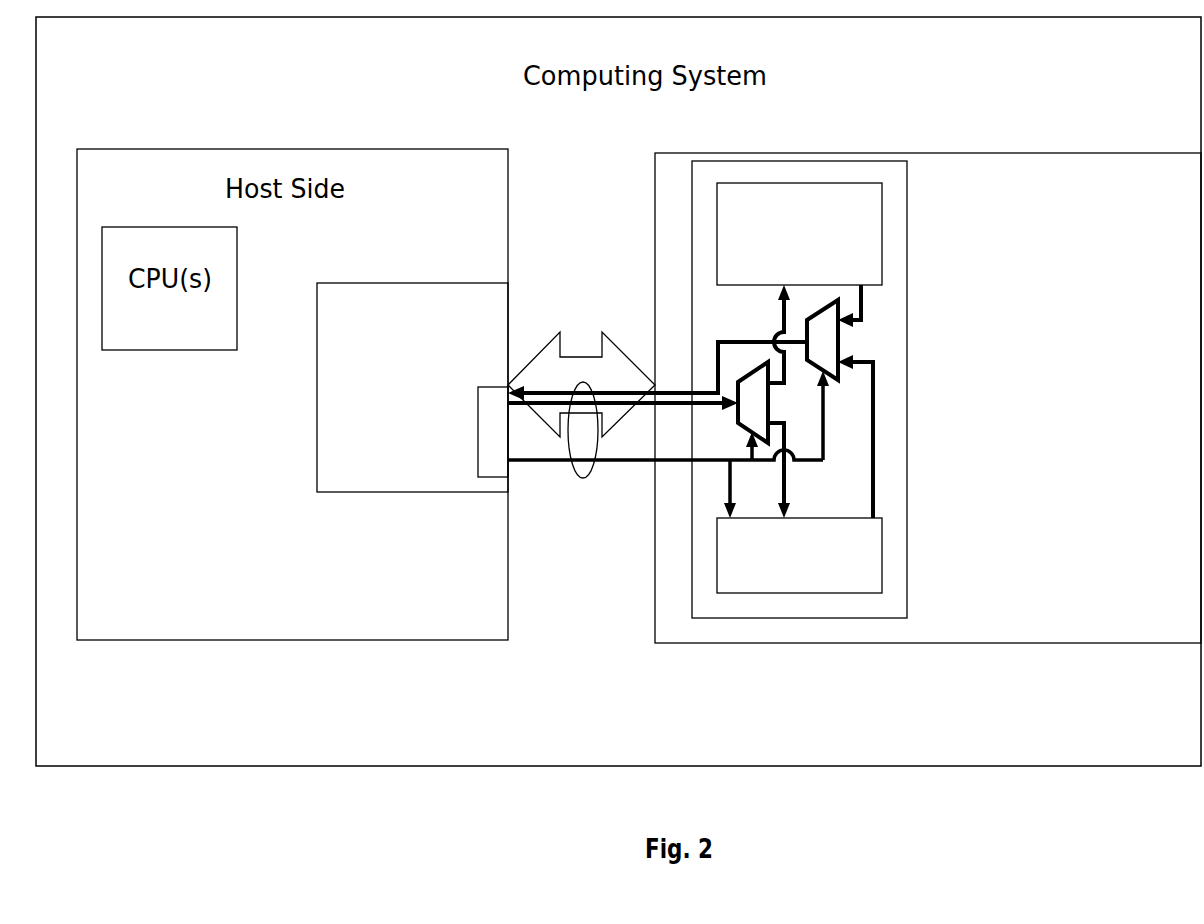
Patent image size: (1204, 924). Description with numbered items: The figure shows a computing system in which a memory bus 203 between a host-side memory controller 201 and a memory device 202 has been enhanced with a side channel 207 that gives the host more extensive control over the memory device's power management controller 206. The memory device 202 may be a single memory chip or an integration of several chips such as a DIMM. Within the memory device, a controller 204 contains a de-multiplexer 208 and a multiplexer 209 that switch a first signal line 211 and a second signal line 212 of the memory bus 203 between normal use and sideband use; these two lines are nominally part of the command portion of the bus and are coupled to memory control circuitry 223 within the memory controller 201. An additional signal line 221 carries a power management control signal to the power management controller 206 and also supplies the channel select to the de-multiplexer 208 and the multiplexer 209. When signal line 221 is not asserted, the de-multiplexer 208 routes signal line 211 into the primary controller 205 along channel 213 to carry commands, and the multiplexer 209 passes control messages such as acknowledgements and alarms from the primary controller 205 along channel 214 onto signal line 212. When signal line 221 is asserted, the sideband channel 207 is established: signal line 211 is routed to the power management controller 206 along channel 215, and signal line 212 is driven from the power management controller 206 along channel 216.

The memory controller 201 is at (433, 393).
The memory device 202 is at (1085, 222).
The memory bus 203 is at (570, 357).
The controller 204 is at (908, 432).
The primary controller 205 is at (880, 252).
The power management controller 206 is at (882, 543).
The side channel 207 is at (583, 478).
The de-multiplexer 208 is at (749, 392).
The multiplexer 209 is at (828, 337).
The first signal line 211 is at (545, 405).
The second signal line 212 is at (613, 390).
The channel 213 is at (780, 317).
The channel 214 is at (880, 307).
The channel 215 is at (788, 488).
The channel 216 is at (873, 488).
The signal line 221 is at (620, 467).
The memory control circuitry 223 is at (492, 422).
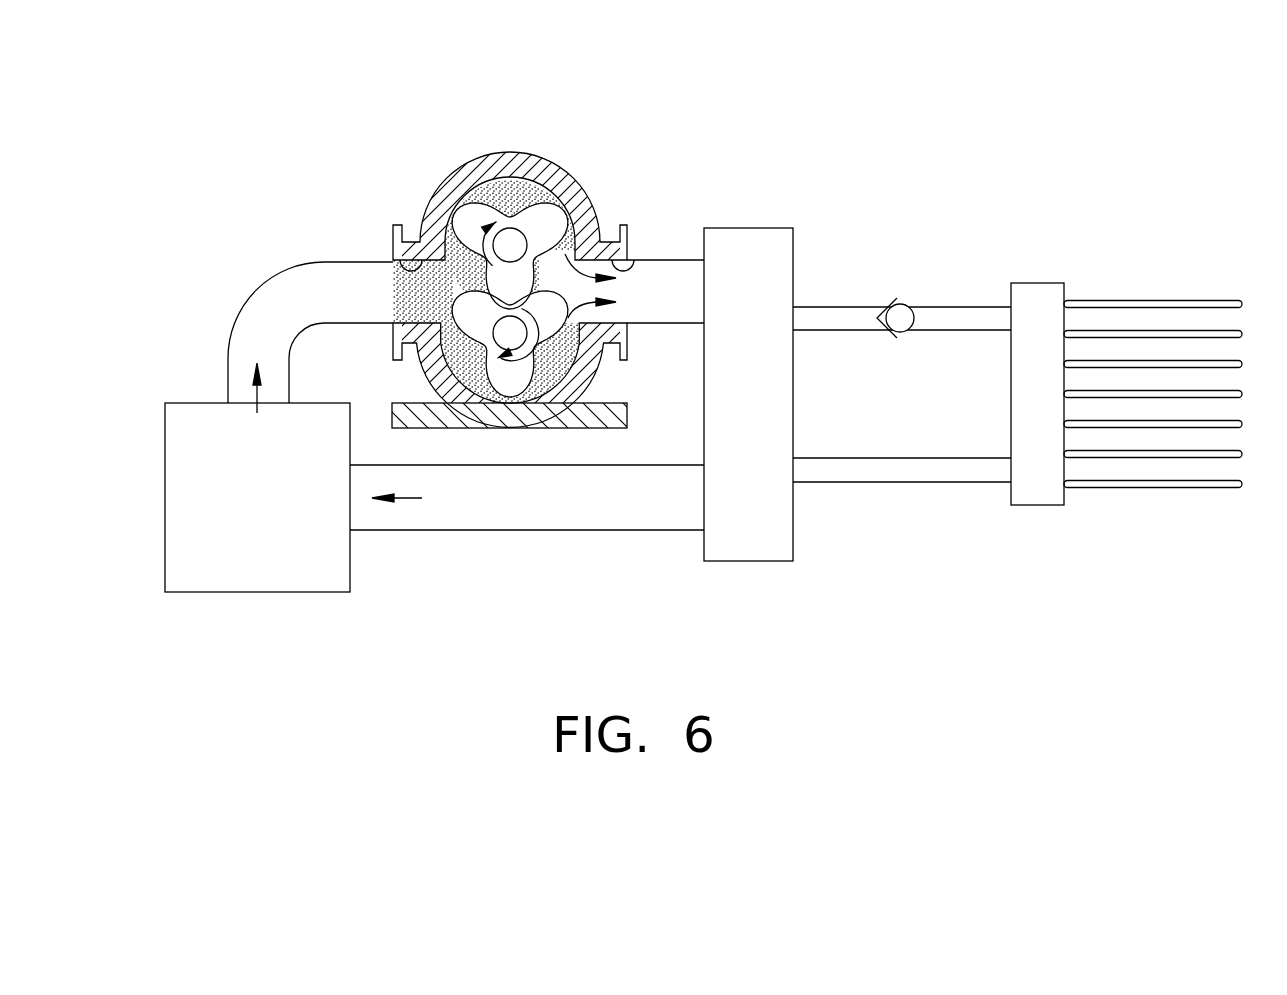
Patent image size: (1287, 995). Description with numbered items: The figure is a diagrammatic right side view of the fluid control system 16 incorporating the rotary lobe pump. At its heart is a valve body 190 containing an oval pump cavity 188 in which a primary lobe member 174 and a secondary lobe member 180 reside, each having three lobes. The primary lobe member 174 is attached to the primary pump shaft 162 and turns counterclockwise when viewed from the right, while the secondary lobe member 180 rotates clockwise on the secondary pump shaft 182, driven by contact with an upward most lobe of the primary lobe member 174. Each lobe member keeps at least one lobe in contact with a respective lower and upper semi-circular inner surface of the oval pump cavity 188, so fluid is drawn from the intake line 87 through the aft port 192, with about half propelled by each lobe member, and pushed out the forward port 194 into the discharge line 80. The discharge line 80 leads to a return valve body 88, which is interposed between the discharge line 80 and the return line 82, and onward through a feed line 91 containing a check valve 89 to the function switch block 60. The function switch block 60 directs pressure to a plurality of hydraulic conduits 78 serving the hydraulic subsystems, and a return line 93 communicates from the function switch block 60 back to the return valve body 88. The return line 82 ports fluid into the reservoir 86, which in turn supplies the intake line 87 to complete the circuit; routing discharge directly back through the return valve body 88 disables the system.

The fluid control system 16 is at (652, 113).
The function switch block 60 is at (1035, 283).
The hydraulic conduits 78 is at (1149, 507).
The discharge line 80 is at (677, 259).
The return line 82 is at (539, 530).
The reservoir 86 is at (317, 593).
The intake line 87 is at (281, 272).
The return valve body 88 is at (780, 228).
The check valve 89 is at (910, 290).
The feed line 91 is at (933, 306).
The return line 93 is at (894, 483).
The primary pump shaft 162 is at (512, 342).
The primary lobe member 174 is at (543, 329).
The secondary lobe member 180 is at (510, 243).
The secondary pump shaft 182 is at (508, 215).
The oval pump cavity 188 is at (466, 352).
The valve body 190 is at (548, 224).
The aft port 192 is at (397, 243).
The forward port 194 is at (633, 252).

== == ==

__DIRECTION__.
Could you reproduce every line of both items above word for word, leaving out the pictures?

__RESULT OF THE TASK__.
Patent image size: (1204, 924). Description with numbered items: The figure shows a computing system in which a memory bus 203 between a host-side memory controller 201 and a memory device 202 has been enhanced with a side channel 207 that gives the host more extensive control over the memory device's power management controller 206. The memory device 202 may be a single memory chip or an integration of several chips such as a DIMM. Within the memory device, a controller 204 contains a de-multiplexer 208 and a multiplexer 209 that switch a first signal line 211 and a second signal line 212 of the memory bus 203 between normal use and sideband use; these two lines are nominally part of the command portion of the bus and are coupled to memory control circuitry 223 within the memory controller 201. An additional signal line 221 carries a power management control signal to the power management controller 206 and also supplies the channel select to the de-multiplexer 208 and the multiplexer 209. When signal line 221 is not asserted, the de-multiplexer 208 routes signal line 211 into the primary controller 205 along channel 213 to carry commands, and the multiplexer 209 passes control messages such as acknowledgements and alarms from the primary controller 205 along channel 214 onto signal line 212. When signal line 221 is asserted, the sideband channel 207 is established: signal line 211 is routed to the power management controller 206 along channel 215, and signal line 212 is driven from the power management controller 206 along channel 216.

The memory controller 201 is at (433, 393).
The memory device 202 is at (1085, 222).
The memory bus 203 is at (570, 357).
The controller 204 is at (908, 432).
The primary controller 205 is at (880, 252).
The power management controller 206 is at (882, 543).
The side channel 207 is at (583, 478).
The de-multiplexer 208 is at (749, 392).
The multiplexer 209 is at (828, 337).
The first signal line 211 is at (545, 405).
The second signal line 212 is at (613, 390).
The channel 213 is at (780, 317).
The channel 214 is at (880, 307).
The channel 215 is at (788, 488).
The channel 216 is at (873, 488).
The signal line 221 is at (620, 467).
The memory control circuitry 223 is at (492, 422).
Patent image size: (1287, 995). Description with numbered items: The figure is a diagrammatic right side view of the fluid control system 16 incorporating the rotary lobe pump. At its heart is a valve body 190 containing an oval pump cavity 188 in which a primary lobe member 174 and a secondary lobe member 180 reside, each having three lobes. The primary lobe member 174 is attached to the primary pump shaft 162 and turns counterclockwise when viewed from the right, while the secondary lobe member 180 rotates clockwise on the secondary pump shaft 182, driven by contact with an upward most lobe of the primary lobe member 174. Each lobe member keeps at least one lobe in contact with a respective lower and upper semi-circular inner surface of the oval pump cavity 188, so fluid is drawn from the intake line 87 through the aft port 192, with about half propelled by each lobe member, and pushed out the forward port 194 into the discharge line 80. The discharge line 80 leads to a return valve body 88, which is interposed between the discharge line 80 and the return line 82, and onward through a feed line 91 containing a check valve 89 to the function switch block 60. The function switch block 60 directs pressure to a plurality of hydraulic conduits 78 serving the hydraulic subsystems, and a return line 93 communicates from the function switch block 60 back to the return valve body 88. The return line 82 ports fluid into the reservoir 86, which in turn supplies the intake line 87 to complete the circuit; routing discharge directly back through the return valve body 88 disables the system.

The fluid control system 16 is at (652, 113).
The function switch block 60 is at (1035, 283).
The hydraulic conduits 78 is at (1149, 507).
The discharge line 80 is at (677, 259).
The return line 82 is at (539, 530).
The reservoir 86 is at (317, 593).
The intake line 87 is at (281, 272).
The return valve body 88 is at (780, 228).
The check valve 89 is at (910, 290).
The feed line 91 is at (933, 306).
The return line 93 is at (894, 483).
The primary pump shaft 162 is at (512, 342).
The primary lobe member 174 is at (543, 329).
The secondary lobe member 180 is at (510, 243).
The secondary pump shaft 182 is at (508, 215).
The oval pump cavity 188 is at (466, 352).
The valve body 190 is at (548, 224).
The aft port 192 is at (397, 243).
The forward port 194 is at (633, 252).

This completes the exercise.